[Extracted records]
##############################

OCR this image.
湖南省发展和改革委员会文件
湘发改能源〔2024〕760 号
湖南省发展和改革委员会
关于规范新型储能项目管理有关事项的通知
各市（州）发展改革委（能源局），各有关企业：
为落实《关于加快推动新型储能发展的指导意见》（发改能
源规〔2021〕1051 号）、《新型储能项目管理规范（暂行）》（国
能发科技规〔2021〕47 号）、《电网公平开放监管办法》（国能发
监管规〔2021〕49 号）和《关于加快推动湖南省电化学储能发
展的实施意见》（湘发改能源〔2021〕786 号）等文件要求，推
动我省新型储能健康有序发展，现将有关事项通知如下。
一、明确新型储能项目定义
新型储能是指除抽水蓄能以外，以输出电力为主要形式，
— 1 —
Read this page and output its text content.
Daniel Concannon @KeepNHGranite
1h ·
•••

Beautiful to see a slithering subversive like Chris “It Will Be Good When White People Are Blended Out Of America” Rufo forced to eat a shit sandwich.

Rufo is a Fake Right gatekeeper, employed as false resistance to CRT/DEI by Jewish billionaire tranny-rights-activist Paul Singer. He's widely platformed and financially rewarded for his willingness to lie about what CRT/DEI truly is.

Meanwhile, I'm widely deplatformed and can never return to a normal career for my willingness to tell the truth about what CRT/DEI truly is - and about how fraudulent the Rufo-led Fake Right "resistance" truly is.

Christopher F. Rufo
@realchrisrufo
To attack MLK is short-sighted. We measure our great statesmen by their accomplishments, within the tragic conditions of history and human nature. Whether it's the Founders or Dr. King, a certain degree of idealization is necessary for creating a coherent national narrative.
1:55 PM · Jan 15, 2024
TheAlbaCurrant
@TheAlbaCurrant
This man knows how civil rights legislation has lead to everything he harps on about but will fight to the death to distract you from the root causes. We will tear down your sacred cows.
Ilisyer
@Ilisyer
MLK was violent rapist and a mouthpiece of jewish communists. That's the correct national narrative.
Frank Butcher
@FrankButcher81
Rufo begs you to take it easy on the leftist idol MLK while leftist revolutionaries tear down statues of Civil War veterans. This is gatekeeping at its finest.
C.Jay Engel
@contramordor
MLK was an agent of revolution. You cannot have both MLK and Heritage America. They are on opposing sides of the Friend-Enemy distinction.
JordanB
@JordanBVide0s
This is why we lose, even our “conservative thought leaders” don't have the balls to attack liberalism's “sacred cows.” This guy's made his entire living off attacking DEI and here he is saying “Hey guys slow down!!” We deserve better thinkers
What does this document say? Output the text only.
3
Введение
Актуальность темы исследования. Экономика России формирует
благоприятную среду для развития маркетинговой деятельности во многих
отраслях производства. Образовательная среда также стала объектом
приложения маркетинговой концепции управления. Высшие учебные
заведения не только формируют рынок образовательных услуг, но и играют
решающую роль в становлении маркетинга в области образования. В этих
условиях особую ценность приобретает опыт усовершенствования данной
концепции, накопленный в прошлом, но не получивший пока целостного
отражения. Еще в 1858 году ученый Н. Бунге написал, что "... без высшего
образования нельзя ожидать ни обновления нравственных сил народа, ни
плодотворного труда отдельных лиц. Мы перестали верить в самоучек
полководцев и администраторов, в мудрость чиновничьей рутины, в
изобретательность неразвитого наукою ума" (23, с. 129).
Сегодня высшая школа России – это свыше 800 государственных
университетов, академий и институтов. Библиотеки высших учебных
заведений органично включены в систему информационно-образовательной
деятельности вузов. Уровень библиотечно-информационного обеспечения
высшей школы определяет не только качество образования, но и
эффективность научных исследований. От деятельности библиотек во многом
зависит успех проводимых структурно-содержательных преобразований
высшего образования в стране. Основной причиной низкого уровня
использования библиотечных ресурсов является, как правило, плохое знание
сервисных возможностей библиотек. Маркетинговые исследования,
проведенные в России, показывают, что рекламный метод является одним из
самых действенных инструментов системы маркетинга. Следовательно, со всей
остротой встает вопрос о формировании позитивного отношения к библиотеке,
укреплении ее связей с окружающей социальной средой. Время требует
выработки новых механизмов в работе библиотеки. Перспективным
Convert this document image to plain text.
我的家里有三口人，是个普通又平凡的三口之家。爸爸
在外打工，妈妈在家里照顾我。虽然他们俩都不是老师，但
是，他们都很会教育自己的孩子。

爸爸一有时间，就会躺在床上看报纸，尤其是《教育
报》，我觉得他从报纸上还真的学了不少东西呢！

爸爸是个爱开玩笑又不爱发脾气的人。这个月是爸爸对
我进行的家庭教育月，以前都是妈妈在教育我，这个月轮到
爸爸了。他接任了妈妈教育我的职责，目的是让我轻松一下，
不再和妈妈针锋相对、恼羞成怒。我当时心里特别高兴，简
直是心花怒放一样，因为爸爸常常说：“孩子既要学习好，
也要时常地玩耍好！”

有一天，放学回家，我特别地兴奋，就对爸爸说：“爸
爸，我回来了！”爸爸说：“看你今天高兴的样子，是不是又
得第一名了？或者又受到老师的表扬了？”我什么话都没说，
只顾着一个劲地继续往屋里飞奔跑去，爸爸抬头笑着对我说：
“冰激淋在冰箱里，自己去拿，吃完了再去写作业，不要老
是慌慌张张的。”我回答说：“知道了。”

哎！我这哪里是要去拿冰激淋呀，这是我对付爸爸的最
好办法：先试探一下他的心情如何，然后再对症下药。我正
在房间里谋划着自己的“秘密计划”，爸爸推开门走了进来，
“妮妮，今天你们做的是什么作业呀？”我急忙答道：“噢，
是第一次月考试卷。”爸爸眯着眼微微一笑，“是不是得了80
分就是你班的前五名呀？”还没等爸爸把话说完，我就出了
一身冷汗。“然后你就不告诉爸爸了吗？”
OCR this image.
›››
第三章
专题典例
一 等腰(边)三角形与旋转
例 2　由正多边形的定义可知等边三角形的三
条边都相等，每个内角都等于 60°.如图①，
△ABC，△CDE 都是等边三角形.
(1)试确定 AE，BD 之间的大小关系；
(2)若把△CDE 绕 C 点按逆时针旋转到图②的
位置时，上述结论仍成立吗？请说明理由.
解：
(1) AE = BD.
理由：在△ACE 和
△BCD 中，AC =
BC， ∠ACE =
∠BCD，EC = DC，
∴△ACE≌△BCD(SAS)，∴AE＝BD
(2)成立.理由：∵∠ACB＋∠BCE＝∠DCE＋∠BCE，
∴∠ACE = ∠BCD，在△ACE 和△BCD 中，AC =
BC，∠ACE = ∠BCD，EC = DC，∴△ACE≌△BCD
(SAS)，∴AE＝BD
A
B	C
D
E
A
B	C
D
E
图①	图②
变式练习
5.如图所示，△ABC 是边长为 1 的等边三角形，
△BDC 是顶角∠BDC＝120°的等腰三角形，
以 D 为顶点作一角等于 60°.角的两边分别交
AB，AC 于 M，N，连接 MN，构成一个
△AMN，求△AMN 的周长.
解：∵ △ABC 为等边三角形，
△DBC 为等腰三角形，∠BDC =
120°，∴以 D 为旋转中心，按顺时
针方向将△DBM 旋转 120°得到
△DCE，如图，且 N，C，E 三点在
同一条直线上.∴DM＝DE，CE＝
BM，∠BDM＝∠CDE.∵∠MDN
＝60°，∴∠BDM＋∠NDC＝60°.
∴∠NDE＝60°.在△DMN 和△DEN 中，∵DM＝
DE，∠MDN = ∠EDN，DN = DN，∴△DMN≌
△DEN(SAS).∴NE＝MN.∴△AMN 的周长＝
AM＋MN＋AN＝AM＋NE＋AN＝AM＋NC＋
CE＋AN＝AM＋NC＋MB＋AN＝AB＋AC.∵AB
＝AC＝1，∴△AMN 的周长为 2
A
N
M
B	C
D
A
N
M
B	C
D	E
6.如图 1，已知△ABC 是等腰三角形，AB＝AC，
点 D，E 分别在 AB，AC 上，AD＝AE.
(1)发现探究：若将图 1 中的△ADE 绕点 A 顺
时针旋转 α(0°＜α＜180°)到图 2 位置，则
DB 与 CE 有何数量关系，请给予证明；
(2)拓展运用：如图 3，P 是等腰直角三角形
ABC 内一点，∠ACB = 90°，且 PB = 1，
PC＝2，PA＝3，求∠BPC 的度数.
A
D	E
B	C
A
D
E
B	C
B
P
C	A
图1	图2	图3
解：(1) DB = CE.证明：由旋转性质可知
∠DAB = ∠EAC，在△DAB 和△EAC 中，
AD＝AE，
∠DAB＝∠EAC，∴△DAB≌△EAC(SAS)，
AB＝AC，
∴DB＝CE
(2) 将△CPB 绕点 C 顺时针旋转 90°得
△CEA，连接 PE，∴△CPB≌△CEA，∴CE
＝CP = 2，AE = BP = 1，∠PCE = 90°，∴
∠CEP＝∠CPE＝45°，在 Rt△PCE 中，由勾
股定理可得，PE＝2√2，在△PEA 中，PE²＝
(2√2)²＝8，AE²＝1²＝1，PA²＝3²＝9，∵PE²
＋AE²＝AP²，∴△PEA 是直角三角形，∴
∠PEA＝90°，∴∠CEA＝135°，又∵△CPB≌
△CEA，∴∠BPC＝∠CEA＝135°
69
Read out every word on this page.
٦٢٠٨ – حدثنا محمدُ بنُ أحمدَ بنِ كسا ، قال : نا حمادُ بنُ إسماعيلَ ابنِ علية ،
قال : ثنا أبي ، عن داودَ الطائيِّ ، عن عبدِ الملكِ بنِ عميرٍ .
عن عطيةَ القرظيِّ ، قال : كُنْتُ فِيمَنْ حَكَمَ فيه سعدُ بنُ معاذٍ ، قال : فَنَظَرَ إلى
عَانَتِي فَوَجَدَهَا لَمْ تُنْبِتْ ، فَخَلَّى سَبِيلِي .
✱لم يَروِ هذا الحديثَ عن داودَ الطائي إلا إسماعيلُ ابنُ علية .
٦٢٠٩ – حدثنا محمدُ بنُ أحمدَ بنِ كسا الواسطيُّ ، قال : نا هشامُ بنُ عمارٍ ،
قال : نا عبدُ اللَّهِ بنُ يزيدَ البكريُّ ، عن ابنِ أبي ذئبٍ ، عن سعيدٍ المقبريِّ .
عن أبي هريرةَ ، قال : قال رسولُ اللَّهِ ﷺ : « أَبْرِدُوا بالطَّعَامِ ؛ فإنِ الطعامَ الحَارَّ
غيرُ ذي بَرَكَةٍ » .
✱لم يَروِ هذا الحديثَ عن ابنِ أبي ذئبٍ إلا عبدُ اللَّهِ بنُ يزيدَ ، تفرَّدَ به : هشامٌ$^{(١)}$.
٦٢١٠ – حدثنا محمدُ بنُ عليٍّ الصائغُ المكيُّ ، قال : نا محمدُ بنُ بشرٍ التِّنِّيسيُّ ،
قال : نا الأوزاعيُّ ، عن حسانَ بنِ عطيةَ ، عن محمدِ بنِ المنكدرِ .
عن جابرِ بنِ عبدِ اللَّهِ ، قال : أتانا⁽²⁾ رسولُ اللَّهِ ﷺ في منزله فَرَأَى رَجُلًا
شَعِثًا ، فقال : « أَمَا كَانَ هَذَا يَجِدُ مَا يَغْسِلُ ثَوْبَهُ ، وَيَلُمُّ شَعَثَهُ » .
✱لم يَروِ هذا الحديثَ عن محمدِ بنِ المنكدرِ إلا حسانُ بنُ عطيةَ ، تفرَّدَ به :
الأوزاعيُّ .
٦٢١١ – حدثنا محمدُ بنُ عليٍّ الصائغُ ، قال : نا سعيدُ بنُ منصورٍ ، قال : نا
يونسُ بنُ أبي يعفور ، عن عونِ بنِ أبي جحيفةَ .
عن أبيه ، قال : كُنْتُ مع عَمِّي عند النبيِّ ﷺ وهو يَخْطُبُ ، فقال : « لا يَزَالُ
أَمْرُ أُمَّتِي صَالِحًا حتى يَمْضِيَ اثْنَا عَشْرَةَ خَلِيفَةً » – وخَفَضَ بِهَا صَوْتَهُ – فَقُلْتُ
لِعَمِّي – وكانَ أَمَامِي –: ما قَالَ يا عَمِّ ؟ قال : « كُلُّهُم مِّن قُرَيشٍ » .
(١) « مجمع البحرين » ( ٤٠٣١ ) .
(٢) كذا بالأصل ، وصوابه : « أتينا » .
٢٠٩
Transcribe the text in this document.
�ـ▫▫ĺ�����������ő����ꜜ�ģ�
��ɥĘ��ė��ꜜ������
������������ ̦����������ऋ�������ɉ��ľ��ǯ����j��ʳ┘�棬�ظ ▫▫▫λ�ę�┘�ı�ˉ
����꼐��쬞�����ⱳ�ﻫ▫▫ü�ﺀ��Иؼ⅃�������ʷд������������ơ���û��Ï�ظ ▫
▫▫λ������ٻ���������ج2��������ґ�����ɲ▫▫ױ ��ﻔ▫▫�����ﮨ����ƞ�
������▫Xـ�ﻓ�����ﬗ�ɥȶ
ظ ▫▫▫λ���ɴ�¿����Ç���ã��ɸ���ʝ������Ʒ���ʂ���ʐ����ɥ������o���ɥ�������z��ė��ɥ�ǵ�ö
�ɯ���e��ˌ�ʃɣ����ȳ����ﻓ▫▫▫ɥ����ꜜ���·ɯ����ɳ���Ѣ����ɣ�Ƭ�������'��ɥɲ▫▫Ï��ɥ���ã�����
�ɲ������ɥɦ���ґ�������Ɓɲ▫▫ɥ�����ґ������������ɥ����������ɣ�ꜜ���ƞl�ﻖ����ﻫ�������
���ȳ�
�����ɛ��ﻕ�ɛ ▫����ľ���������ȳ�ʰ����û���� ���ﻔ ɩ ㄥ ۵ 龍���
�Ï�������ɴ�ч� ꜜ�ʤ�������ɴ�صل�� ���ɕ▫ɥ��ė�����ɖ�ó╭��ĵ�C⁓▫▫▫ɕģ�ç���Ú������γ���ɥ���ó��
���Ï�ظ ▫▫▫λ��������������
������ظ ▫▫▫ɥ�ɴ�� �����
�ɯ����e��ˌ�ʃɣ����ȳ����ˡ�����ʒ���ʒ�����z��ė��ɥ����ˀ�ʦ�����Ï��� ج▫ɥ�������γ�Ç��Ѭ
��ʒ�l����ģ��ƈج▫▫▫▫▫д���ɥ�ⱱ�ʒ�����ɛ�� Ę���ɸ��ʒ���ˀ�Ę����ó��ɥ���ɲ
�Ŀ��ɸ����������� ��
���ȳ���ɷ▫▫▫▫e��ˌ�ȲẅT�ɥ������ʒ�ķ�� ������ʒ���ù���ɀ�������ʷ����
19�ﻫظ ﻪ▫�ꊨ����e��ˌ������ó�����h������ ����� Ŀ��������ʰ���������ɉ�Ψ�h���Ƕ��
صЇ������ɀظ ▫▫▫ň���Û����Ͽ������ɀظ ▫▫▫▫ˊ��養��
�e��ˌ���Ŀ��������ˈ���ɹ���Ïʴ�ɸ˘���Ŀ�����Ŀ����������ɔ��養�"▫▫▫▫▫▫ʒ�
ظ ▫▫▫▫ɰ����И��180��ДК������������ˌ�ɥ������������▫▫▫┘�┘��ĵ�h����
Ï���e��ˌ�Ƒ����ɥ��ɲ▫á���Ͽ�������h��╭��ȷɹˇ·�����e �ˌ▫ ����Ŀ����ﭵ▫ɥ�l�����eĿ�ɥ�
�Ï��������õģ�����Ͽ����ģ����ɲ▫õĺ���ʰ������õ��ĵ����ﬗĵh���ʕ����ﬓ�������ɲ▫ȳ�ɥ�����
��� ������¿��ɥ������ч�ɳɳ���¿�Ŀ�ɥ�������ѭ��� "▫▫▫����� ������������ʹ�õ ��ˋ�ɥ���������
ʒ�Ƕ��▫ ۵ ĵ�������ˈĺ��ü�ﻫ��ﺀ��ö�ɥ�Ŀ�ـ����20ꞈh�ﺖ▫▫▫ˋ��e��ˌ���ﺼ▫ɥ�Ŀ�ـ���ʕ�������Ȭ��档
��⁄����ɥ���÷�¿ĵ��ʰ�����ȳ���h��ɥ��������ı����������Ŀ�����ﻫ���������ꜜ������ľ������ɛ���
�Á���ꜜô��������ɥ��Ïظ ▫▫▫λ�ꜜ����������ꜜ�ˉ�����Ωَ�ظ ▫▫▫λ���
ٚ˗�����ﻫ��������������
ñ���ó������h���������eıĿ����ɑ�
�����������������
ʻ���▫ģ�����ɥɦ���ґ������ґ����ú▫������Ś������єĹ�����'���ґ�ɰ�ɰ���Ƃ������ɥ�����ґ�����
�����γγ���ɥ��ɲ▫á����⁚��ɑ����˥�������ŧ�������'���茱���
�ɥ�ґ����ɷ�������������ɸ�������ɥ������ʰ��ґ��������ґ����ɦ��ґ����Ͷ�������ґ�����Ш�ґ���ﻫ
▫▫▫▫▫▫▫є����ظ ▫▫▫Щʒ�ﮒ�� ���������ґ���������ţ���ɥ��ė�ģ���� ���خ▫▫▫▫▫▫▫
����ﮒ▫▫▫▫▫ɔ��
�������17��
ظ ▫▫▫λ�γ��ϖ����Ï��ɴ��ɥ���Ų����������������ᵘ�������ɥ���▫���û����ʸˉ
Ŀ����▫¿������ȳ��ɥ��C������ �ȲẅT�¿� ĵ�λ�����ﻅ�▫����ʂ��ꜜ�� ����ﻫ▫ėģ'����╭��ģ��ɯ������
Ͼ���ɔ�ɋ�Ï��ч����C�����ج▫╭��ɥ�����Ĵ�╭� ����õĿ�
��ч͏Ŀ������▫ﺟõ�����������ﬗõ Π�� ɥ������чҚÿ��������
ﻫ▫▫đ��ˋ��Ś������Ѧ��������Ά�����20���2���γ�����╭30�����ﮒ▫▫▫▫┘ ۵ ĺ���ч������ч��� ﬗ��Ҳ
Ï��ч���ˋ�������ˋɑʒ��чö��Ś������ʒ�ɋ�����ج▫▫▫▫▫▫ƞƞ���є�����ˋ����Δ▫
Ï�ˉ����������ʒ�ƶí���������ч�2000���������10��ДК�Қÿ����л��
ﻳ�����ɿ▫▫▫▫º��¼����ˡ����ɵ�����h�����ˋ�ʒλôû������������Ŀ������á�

##############################

TASK TO CARRY OUT ::
Using the records above, pull out each line where the word "является" occurs.

EXERCISE RESULT ::
использования библиотечных ресурсов является, как правило, плохое знание
проведенные в России, показывают, что рекламный метод является одним из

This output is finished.